BEGIN Exercise input
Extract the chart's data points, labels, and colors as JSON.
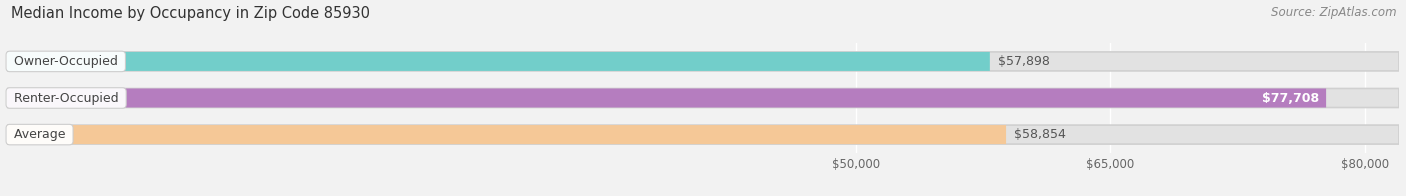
{
  "title": "Median Income by Occupancy in Zip Code 85930",
  "source": "Source: ZipAtlas.com",
  "categories": [
    "Owner-Occupied",
    "Renter-Occupied",
    "Average"
  ],
  "values": [
    57898,
    77708,
    58854
  ],
  "bar_colors": [
    "#72ceca",
    "#b57dbf",
    "#f5c897"
  ],
  "xlim": [
    0,
    82000
  ],
  "xmin": 0,
  "xmax": 82000,
  "xticks": [
    50000,
    65000,
    80000
  ],
  "xtick_labels": [
    "$50,000",
    "$65,000",
    "$80,000"
  ],
  "value_labels": [
    "$57,898",
    "$77,708",
    "$58,854"
  ],
  "background_color": "#f2f2f2",
  "bar_bg_color": "#e2e2e2",
  "bar_bg_border": "#d0d0d0",
  "title_fontsize": 10.5,
  "source_fontsize": 8.5,
  "label_fontsize": 9,
  "value_fontsize": 9,
  "tick_fontsize": 8.5,
  "bar_height": 0.52,
  "fig_width": 14.06,
  "fig_height": 1.96,
  "dpi": 100
}
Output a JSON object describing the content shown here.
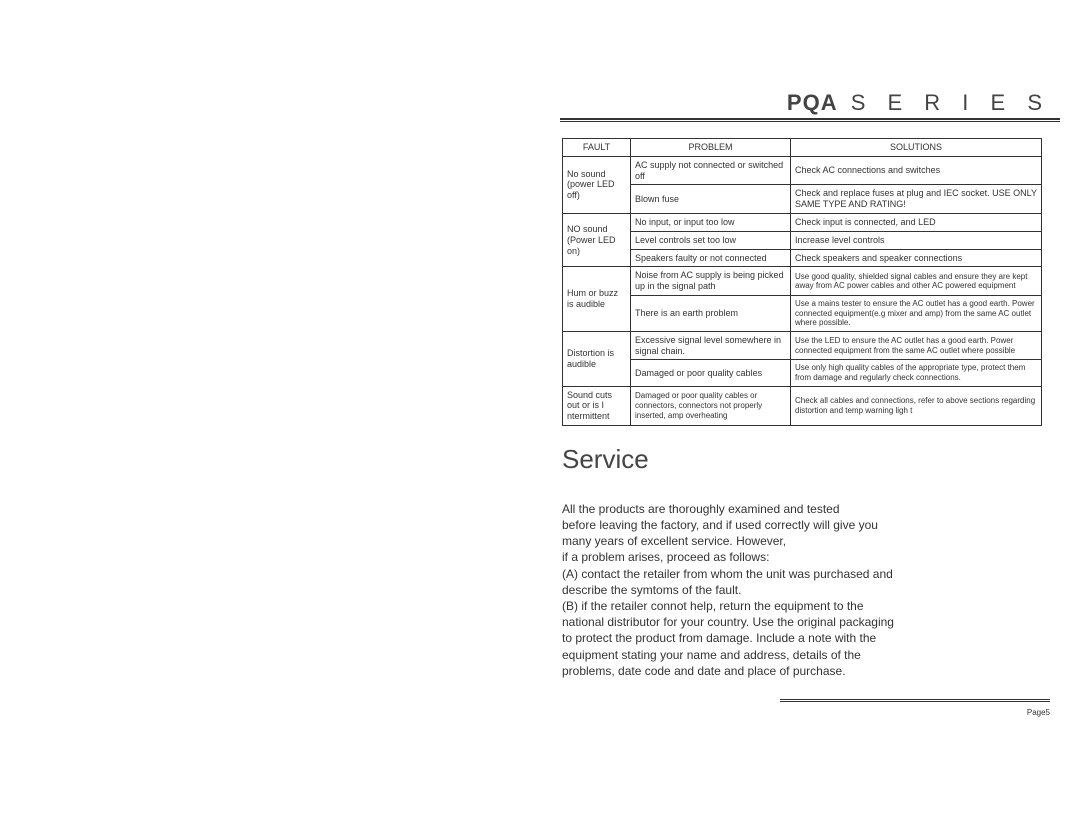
{
  "header": {
    "brand": "PQA",
    "series": "S E R I E S"
  },
  "table": {
    "headers": {
      "fault": "FAULT",
      "problem": "PROBLEM",
      "solutions": "SOLUTIONS"
    },
    "r1": {
      "fault": "No sound (power LED off)",
      "p1": "AC supply not connected or switched off",
      "s1": "Check AC connections and switches",
      "p2": "Blown fuse",
      "s2": "Check and replace fuses at plug and IEC socket. USE ONLY SAME TYPE AND RATING!"
    },
    "r2": {
      "fault": "NO sound (Power LED on)",
      "p1": "No input, or input too low",
      "s1": "Check input is connected, and LED",
      "p2": "Level controls set too low",
      "s2": "Increase level controls",
      "p3": "Speakers faulty or not connected",
      "s3": "Check speakers and speaker connections"
    },
    "r3": {
      "fault": "Hum or buzz is audible",
      "p1": "Noise from AC supply is being picked up in the signal path",
      "s1": "Use good quality, shielded signal cables and ensure they are kept away from AC power cables and other AC powered equipment",
      "p2": "There is an earth problem",
      "s2": "Use a mains tester to ensure the AC outlet has a good earth. Power connected equipment(e.g mixer and amp) from the same AC outlet where possible."
    },
    "r4": {
      "fault": "Distortion is audible",
      "p1": "Excessive signal level somewhere in signal chain.",
      "s1": "Use the LED to ensure the AC outlet has a good earth. Power connected equipment from the same AC outlet where possible",
      "p2": "Damaged or poor quality cables",
      "s2": "Use only high quality cables of the appropriate type, protect them from damage and regularly check connections."
    },
    "r5": {
      "fault": "Sound cuts out or is I ntermittent",
      "p1": "Damaged or poor quality cables or connectors, connectors not properly inserted, amp overheating",
      "s1": "Check all cables and connections, refer to above sections regarding distortion and temp warning ligh t"
    }
  },
  "service": {
    "title": "Service",
    "body": "All the products are thoroughly examined and tested\nbefore leaving the factory, and if used correctly will give you\nmany years of excellent service. However,\nif a problem arises, proceed as follows:\n(A) contact the retailer from whom the unit was purchased and\ndescribe the symtoms of the fault.\n(B) if the retailer connot help, return the equipment to the\nnational distributor for your country. Use the original packaging\nto protect the product from damage. Include a note with the\nequipment stating your name and address, details of the\nproblems, date code and date and place of purchase."
  },
  "footer": {
    "page": "Page5"
  }
}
END Exercise input
Repeat the full listing above exactly, with no pictures in the copy.

Extract the chart's data points, labels, and colors as JSON.
{
  "title": "Median Income by Occupancy in Zip Code 85930",
  "source": "Source: ZipAtlas.com",
  "categories": [
    "Owner-Occupied",
    "Renter-Occupied",
    "Average"
  ],
  "values": [
    57898,
    77708,
    58854
  ],
  "bar_colors": [
    "#72ceca",
    "#b57dbf",
    "#f5c897"
  ],
  "xlim": [
    0,
    82000
  ],
  "xmin": 0,
  "xmax": 82000,
  "xticks": [
    50000,
    65000,
    80000
  ],
  "xtick_labels": [
    "$50,000",
    "$65,000",
    "$80,000"
  ],
  "value_labels": [
    "$57,898",
    "$77,708",
    "$58,854"
  ],
  "background_color": "#f2f2f2",
  "bar_bg_color": "#e2e2e2",
  "bar_bg_border": "#d0d0d0",
  "title_fontsize": 10.5,
  "source_fontsize": 8.5,
  "label_fontsize": 9,
  "value_fontsize": 9,
  "tick_fontsize": 8.5,
  "bar_height": 0.52,
  "fig_width": 14.06,
  "fig_height": 1.96,
  "dpi": 100
}
Output a JSON object describing the content shown here.
{
  "header": {
    "brand": "PQA",
    "series": "S E R I E S"
  },
  "table": {
    "headers": {
      "fault": "FAULT",
      "problem": "PROBLEM",
      "solutions": "SOLUTIONS"
    },
    "r1": {
      "fault": "No sound (power LED off)",
      "p1": "AC supply not connected or switched off",
      "s1": "Check AC connections and switches",
      "p2": "Blown fuse",
      "s2": "Check and replace fuses at plug and IEC socket. USE ONLY SAME TYPE AND RATING!"
    },
    "r2": {
      "fault": "NO sound (Power LED on)",
      "p1": "No input, or input too low",
      "s1": "Check input is connected, and LED",
      "p2": "Level controls set too low",
      "s2": "Increase level controls",
      "p3": "Speakers faulty or not connected",
      "s3": "Check speakers and speaker connections"
    },
    "r3": {
      "fault": "Hum or buzz is audible",
      "p1": "Noise from AC supply is being picked up in the signal path",
      "s1": "Use good quality, shielded signal cables and ensure they are kept away from AC power cables and other AC powered equipment",
      "p2": "There is an earth problem",
      "s2": "Use a mains tester to ensure the AC outlet has a good earth. Power connected equipment(e.g mixer and amp) from the same AC outlet where possible."
    },
    "r4": {
      "fault": "Distortion is audible",
      "p1": "Excessive signal level somewhere in signal chain.",
      "s1": "Use the LED to ensure the AC outlet has a good earth. Power connected equipment from the same AC outlet where possible",
      "p2": "Damaged or poor quality cables",
      "s2": "Use only high quality cables of the appropriate type, protect them from damage and regularly check connections."
    },
    "r5": {
      "fault": "Sound cuts out or is I ntermittent",
      "p1": "Damaged or poor quality cables or connectors, connectors not properly inserted, amp overheating",
      "s1": "Check all cables and connections, refer to above sections regarding distortion and temp warning ligh t"
    }
  },
  "service": {
    "title": "Service",
    "body": "All the products are thoroughly examined and tested\nbefore leaving the factory, and if used correctly will give you\nmany years of excellent service. However,\nif a problem arises, proceed as follows:\n(A) contact the retailer from whom the unit was purchased and\ndescribe the symtoms of the fault.\n(B) if the retailer connot help, return the equipment to the\nnational distributor for your country. Use the original packaging\nto protect the product from damage. Include a note with the\nequipment stating your name and address, details of the\nproblems, date code and date and place of purchase."
  },
  "footer": {
    "page": "Page5"
  }
}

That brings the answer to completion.